EXERCISE PROMPT: Pick out every line in the listing below that contains the word "Employment", and copy each of those lines in full.

THE DATA:
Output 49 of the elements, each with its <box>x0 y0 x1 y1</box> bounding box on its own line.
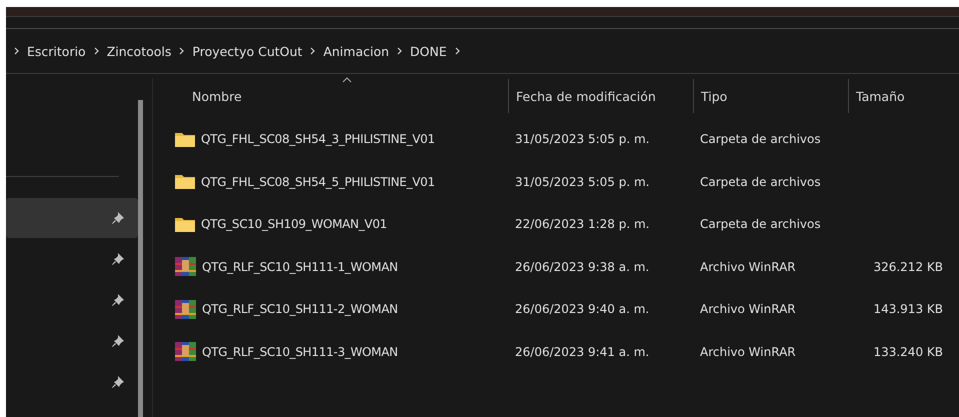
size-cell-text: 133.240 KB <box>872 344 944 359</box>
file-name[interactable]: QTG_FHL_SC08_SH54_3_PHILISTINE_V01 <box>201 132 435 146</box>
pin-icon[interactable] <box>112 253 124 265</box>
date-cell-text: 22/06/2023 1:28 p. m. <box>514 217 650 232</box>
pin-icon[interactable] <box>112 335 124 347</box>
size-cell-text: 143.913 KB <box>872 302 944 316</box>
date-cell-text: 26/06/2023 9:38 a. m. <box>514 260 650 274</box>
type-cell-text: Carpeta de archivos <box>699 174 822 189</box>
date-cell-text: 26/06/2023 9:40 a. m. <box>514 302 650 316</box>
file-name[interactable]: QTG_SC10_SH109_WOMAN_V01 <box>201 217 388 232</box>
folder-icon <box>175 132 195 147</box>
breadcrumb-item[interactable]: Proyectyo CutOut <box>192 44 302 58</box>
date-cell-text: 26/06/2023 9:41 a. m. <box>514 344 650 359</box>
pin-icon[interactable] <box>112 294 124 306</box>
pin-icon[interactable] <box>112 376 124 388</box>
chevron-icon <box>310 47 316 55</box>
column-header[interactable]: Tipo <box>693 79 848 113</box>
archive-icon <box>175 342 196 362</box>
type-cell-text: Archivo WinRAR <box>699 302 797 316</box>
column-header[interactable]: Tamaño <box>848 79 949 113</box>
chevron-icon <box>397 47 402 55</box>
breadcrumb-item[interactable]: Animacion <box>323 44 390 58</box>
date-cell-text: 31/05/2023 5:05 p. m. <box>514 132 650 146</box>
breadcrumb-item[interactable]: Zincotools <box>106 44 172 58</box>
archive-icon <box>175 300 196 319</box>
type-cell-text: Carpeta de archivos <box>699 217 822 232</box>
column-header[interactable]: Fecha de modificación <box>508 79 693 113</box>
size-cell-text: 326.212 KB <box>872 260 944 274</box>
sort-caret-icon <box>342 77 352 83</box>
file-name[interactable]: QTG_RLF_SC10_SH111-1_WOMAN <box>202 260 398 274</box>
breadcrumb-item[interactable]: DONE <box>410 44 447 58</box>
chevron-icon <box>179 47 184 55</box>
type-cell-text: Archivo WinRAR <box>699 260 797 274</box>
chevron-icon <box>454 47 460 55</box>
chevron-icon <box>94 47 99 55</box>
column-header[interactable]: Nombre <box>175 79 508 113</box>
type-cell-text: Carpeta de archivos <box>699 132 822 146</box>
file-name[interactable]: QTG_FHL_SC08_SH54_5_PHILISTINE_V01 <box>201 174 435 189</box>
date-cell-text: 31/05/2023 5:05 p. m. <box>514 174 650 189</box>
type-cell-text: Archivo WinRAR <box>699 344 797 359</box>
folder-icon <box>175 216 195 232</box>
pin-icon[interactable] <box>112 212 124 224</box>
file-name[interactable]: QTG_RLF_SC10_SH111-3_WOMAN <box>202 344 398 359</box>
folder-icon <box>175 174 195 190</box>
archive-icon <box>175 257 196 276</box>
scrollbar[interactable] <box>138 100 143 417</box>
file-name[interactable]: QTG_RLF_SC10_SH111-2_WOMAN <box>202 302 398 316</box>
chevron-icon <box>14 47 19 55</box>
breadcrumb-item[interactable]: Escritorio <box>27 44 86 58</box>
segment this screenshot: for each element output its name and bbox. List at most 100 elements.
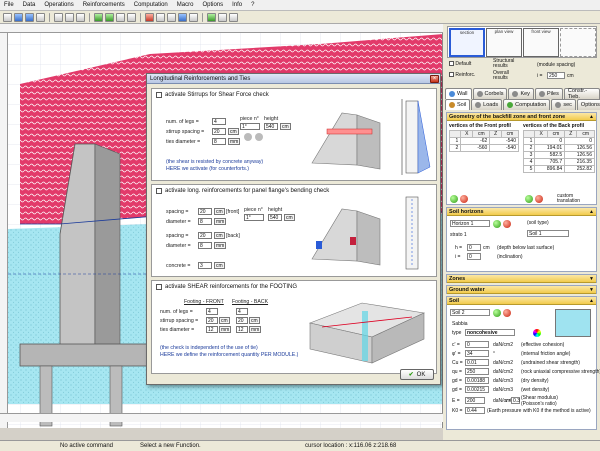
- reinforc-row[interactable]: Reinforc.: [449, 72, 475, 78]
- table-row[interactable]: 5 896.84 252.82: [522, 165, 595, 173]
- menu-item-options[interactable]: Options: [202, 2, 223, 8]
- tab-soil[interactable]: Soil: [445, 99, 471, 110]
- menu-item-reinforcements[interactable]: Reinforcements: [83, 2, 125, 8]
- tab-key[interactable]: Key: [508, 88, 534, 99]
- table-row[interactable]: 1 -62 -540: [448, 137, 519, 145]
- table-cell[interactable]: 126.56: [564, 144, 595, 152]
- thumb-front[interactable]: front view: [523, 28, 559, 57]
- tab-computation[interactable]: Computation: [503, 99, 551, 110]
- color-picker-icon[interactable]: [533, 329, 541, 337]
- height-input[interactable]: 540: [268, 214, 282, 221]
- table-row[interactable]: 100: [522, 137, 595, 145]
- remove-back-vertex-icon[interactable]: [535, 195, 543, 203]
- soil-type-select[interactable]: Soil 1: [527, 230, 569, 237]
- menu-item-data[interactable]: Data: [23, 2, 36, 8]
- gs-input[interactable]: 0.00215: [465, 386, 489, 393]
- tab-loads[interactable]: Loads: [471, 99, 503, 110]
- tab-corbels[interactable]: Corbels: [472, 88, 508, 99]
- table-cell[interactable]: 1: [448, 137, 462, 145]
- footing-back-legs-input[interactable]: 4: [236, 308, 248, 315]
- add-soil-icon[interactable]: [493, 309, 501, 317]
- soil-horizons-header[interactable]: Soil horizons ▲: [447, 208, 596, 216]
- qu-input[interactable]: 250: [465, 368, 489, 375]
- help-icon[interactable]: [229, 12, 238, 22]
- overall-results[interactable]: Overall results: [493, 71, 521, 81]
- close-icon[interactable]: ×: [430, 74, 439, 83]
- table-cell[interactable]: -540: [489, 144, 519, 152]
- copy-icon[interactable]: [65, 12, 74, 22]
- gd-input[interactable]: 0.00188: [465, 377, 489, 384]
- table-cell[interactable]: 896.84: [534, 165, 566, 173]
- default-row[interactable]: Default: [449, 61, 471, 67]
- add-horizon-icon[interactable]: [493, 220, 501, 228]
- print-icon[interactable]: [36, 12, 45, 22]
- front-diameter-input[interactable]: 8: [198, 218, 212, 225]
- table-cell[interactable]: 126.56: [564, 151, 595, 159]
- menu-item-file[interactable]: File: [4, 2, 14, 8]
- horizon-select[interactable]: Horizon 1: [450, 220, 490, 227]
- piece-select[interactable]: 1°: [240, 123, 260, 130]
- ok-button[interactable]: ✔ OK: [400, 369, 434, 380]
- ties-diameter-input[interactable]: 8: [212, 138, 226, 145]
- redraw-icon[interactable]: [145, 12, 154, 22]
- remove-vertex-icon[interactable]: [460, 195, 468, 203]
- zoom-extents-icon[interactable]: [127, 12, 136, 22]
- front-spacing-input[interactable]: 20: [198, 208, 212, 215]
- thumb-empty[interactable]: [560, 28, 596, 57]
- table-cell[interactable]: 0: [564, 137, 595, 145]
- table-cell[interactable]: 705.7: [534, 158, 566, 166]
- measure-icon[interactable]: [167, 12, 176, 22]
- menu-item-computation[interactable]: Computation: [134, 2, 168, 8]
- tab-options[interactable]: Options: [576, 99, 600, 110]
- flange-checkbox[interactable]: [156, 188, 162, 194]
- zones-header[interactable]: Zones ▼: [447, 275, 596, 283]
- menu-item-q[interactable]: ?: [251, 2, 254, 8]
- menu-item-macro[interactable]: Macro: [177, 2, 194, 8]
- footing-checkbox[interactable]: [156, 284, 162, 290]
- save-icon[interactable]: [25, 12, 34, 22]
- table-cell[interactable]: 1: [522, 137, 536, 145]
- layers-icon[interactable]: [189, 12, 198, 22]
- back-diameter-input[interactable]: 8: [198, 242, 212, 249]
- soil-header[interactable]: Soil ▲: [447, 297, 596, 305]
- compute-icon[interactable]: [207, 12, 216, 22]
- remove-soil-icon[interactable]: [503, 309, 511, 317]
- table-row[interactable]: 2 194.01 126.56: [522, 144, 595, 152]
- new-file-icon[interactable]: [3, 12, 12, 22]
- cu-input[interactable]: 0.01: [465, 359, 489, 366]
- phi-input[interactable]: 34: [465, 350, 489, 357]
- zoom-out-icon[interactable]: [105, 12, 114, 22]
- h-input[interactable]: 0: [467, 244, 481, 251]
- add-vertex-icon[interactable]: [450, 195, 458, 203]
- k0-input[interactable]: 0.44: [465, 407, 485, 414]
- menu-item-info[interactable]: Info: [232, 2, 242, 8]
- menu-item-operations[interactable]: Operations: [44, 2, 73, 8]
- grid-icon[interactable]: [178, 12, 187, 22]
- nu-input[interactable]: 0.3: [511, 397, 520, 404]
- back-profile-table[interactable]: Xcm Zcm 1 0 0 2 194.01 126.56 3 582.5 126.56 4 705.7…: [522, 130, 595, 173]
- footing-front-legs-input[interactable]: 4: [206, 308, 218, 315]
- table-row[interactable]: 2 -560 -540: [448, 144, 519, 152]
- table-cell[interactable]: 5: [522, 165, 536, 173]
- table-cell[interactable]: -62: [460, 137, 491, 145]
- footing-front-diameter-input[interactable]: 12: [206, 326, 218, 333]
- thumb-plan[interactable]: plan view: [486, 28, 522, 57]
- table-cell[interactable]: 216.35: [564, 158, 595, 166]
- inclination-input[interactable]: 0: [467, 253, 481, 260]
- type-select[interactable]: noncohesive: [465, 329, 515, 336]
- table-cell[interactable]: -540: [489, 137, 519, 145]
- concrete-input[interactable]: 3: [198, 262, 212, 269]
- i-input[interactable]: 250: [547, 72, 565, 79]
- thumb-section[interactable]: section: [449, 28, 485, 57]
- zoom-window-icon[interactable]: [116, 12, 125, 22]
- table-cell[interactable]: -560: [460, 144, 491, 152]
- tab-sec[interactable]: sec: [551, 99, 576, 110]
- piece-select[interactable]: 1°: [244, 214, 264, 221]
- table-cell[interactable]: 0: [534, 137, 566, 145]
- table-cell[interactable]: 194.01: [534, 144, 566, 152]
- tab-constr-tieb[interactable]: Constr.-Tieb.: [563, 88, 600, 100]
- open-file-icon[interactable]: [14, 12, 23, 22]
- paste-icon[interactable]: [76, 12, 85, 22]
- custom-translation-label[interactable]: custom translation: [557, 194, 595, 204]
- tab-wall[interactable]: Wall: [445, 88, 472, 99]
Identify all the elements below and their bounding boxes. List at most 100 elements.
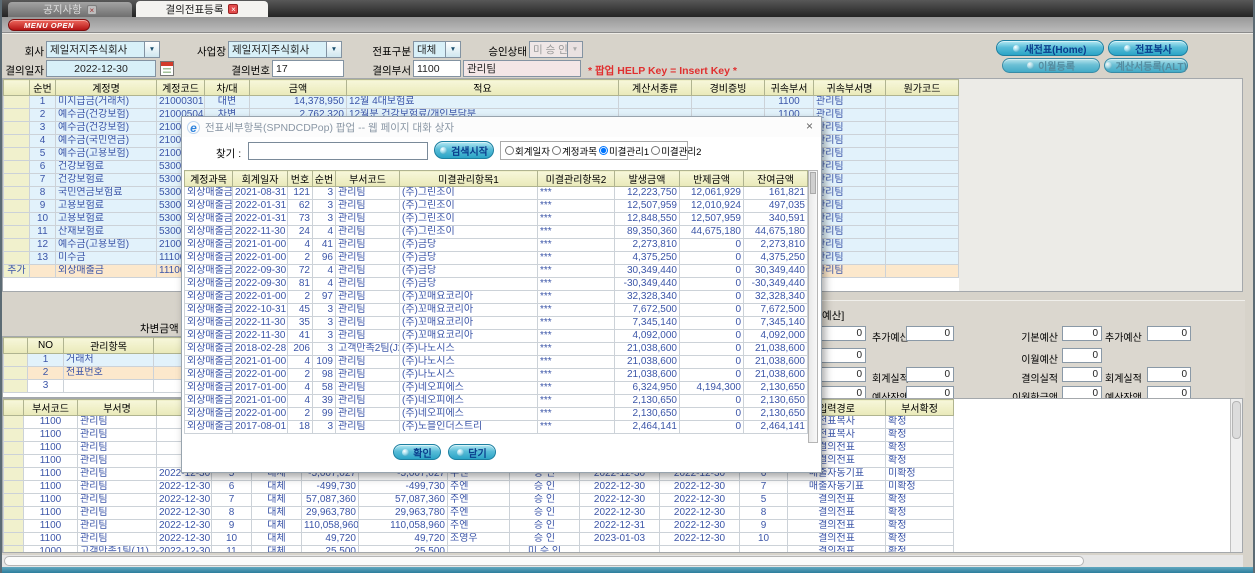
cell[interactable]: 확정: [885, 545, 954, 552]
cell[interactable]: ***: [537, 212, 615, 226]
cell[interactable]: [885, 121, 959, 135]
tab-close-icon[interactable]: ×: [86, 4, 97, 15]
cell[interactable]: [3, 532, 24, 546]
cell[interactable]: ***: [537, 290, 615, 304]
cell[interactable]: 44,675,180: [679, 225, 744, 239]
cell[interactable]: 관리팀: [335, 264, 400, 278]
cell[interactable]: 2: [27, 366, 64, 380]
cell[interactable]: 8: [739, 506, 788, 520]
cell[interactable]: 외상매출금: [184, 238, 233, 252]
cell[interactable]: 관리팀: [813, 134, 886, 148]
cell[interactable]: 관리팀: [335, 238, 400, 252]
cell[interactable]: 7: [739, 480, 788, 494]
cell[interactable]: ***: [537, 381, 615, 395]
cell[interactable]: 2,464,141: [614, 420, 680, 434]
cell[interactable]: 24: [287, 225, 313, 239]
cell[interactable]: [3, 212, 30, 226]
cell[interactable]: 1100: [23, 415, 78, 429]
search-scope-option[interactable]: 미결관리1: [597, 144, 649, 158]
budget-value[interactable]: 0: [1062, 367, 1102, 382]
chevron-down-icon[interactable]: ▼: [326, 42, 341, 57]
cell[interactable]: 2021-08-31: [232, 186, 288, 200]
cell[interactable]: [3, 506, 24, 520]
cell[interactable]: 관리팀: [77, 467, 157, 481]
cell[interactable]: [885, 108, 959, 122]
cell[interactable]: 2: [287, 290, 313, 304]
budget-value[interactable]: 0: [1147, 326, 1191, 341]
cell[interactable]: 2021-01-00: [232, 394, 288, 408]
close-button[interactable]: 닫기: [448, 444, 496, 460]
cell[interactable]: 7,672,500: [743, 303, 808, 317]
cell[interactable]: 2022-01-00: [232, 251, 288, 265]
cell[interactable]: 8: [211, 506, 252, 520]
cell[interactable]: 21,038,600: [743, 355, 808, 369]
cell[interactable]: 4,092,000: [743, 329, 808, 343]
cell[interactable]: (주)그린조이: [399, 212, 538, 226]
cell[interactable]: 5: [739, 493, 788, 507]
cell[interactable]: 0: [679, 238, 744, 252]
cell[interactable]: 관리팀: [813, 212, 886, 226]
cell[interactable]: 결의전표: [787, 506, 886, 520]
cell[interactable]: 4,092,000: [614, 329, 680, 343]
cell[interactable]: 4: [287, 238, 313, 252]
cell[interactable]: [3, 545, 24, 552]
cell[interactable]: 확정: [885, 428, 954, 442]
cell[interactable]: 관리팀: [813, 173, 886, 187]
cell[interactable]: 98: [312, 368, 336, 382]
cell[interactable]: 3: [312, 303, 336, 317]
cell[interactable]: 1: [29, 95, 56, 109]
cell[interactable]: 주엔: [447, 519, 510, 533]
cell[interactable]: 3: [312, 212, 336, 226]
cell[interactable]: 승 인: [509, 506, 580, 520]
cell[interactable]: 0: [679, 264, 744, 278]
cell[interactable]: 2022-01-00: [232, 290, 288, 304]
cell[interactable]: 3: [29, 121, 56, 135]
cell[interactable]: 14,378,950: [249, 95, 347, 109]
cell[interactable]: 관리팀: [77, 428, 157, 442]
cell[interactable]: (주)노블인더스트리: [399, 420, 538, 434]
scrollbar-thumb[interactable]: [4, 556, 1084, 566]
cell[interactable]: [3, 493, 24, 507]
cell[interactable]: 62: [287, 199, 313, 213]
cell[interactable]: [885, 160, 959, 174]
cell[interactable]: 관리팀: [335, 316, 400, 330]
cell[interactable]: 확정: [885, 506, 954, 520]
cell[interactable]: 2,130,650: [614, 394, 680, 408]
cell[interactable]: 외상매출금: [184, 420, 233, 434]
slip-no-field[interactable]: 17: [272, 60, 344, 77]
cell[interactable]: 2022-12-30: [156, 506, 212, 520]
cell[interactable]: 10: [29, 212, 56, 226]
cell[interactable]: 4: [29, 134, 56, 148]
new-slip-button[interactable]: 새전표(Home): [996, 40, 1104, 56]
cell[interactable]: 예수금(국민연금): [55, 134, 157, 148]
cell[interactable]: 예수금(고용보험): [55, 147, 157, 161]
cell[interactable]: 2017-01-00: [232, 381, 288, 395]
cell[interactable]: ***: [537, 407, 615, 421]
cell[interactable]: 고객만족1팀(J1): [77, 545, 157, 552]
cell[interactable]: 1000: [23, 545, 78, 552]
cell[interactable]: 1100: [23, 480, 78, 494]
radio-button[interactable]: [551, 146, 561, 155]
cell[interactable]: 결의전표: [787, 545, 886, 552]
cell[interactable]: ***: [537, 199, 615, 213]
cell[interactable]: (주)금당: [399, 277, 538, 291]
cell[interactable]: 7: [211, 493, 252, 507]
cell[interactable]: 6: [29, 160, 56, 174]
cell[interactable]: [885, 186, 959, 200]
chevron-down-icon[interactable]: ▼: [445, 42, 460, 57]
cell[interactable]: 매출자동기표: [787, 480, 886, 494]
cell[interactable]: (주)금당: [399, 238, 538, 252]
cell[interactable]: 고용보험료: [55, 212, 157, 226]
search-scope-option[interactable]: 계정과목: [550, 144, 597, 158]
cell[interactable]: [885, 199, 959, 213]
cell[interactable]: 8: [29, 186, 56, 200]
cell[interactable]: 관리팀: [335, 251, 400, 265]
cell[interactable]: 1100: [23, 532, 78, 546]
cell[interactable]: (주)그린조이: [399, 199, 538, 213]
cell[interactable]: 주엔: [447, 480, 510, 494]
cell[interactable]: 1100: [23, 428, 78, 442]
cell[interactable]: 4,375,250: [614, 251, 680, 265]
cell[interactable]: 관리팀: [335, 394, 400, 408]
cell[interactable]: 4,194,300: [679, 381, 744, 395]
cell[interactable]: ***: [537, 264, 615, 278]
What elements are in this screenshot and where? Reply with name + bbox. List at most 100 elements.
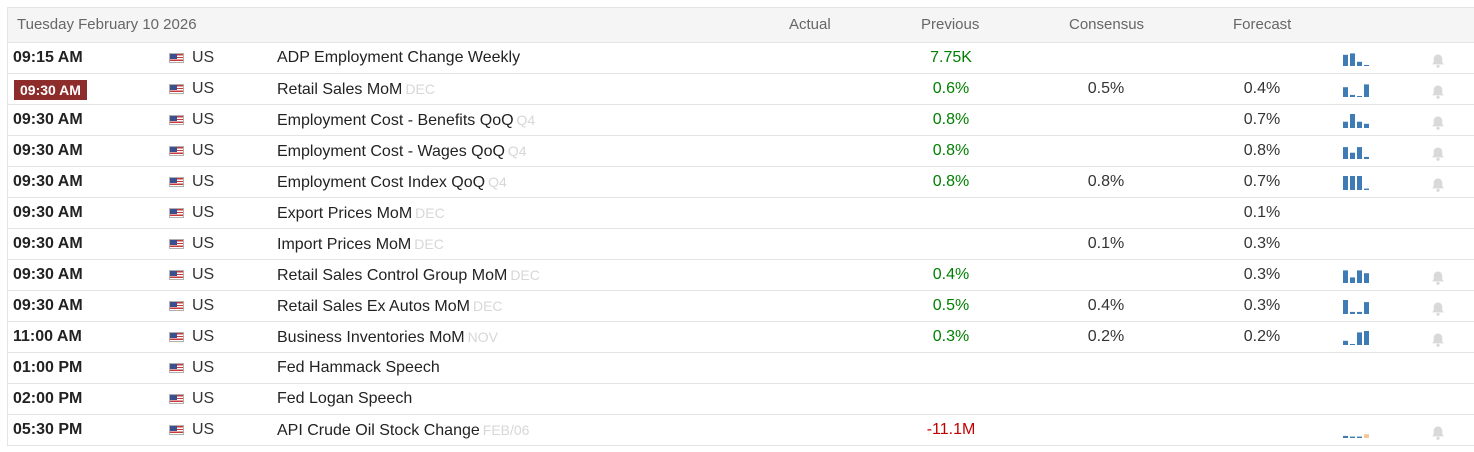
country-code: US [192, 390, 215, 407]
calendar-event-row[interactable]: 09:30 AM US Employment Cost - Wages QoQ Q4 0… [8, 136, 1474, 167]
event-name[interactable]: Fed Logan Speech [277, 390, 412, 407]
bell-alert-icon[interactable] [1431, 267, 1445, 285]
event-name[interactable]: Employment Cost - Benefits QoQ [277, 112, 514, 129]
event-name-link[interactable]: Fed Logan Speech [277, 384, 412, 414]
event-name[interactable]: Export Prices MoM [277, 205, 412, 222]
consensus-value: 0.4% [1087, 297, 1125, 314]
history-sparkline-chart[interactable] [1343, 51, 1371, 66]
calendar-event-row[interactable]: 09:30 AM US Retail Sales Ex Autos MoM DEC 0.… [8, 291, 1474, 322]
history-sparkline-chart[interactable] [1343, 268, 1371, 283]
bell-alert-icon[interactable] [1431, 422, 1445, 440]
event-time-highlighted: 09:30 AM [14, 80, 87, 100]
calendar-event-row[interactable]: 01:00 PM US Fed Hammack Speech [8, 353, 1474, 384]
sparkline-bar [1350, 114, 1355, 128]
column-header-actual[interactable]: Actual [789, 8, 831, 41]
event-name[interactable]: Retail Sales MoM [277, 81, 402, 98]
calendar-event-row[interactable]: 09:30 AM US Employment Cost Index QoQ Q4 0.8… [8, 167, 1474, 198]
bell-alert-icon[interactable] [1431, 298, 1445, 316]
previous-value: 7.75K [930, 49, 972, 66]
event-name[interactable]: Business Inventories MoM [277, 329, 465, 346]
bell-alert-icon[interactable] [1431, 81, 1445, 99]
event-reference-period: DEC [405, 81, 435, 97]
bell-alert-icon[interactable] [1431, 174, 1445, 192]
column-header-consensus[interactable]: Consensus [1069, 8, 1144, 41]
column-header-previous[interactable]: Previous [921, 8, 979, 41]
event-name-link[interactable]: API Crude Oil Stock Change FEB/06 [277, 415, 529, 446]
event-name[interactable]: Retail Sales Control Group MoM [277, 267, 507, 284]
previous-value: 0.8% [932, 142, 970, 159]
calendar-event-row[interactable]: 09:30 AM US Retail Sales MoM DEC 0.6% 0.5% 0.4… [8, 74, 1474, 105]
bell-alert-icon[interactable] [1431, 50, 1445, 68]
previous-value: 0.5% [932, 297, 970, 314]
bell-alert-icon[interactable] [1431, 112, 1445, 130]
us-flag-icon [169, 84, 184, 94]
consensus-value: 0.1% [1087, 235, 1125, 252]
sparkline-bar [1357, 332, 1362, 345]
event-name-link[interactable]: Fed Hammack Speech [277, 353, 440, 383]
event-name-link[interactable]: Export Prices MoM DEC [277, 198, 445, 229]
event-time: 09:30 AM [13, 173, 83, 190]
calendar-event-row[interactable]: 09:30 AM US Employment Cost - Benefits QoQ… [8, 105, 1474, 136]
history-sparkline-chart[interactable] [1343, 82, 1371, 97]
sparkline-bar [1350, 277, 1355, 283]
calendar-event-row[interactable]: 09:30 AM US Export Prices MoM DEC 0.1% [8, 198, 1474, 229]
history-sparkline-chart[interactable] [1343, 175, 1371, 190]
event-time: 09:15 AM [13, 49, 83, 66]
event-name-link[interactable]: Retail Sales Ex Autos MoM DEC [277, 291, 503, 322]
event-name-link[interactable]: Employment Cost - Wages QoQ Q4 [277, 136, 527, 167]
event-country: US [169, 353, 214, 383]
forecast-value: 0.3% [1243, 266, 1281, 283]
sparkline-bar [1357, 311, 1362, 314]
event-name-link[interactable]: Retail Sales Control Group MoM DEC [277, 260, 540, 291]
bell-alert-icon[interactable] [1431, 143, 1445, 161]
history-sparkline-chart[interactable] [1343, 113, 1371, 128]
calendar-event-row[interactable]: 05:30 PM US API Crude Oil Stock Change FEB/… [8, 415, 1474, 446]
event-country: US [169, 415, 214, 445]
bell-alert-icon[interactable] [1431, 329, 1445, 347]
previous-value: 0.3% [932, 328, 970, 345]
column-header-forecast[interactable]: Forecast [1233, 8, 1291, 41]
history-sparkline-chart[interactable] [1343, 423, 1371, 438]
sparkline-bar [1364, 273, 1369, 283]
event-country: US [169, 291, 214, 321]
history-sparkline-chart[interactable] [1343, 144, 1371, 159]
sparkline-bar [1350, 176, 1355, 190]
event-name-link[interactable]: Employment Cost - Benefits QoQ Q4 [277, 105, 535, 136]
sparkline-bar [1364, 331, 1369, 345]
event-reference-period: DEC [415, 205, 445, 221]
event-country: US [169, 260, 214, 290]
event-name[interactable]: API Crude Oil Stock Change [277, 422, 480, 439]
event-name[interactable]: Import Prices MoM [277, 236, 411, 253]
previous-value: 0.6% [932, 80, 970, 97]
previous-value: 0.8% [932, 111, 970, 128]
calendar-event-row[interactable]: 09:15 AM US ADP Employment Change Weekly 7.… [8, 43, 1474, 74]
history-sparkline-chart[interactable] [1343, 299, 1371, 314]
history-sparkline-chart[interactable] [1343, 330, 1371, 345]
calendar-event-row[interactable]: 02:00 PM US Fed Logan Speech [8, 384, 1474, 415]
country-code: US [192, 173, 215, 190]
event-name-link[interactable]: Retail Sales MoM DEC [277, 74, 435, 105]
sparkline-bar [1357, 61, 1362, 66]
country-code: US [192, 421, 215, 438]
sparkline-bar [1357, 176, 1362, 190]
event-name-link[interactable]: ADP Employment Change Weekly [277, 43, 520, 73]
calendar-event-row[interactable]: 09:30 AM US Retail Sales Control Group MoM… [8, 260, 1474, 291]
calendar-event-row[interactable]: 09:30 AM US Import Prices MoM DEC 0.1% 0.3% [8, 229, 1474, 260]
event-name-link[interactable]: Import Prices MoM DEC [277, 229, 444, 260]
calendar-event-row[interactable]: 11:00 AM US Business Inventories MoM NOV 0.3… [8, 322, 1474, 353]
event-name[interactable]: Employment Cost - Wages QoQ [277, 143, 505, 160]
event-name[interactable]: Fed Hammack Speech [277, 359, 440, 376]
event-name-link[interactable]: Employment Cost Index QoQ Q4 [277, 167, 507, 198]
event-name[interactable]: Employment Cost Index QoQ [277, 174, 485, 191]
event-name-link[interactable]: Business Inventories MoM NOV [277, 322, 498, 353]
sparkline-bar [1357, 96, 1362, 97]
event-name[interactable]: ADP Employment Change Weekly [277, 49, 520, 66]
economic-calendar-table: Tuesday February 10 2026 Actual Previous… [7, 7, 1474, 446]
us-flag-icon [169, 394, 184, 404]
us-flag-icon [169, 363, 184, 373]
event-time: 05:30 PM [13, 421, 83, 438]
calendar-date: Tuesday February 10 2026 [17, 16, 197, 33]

ANSWER IN FULL:
calendar-event-row[interactable]: 09:30 AM US Employment Cost - Wages QoQ Q4 0… [8, 136, 1474, 167]
event-name[interactable]: Employment Cost - Benefits QoQ [277, 112, 514, 129]
calendar-event-row[interactable]: 09:30 AM US Employment Cost Index QoQ Q4 0.8… [8, 167, 1474, 198]
calendar-event-row[interactable]: 09:30 AM US Employment Cost - Benefits QoQ… [8, 105, 1474, 136]
event-name-link[interactable]: Employment Cost - Wages QoQ Q4 [277, 136, 527, 167]
event-name-link[interactable]: Employment Cost - Benefits QoQ Q4 [277, 105, 535, 136]
calendar-event-row[interactable]: 09:15 AM US ADP Employment Change Weekly 7.… [8, 43, 1474, 74]
event-name-link[interactable]: ADP Employment Change Weekly [277, 43, 520, 73]
event-name[interactable]: Employment Cost - Wages QoQ [277, 143, 505, 160]
event-name-link[interactable]: Employment Cost Index QoQ Q4 [277, 167, 507, 198]
event-name[interactable]: Employment Cost Index QoQ [277, 174, 485, 191]
event-name[interactable]: ADP Employment Change Weekly [277, 49, 520, 66]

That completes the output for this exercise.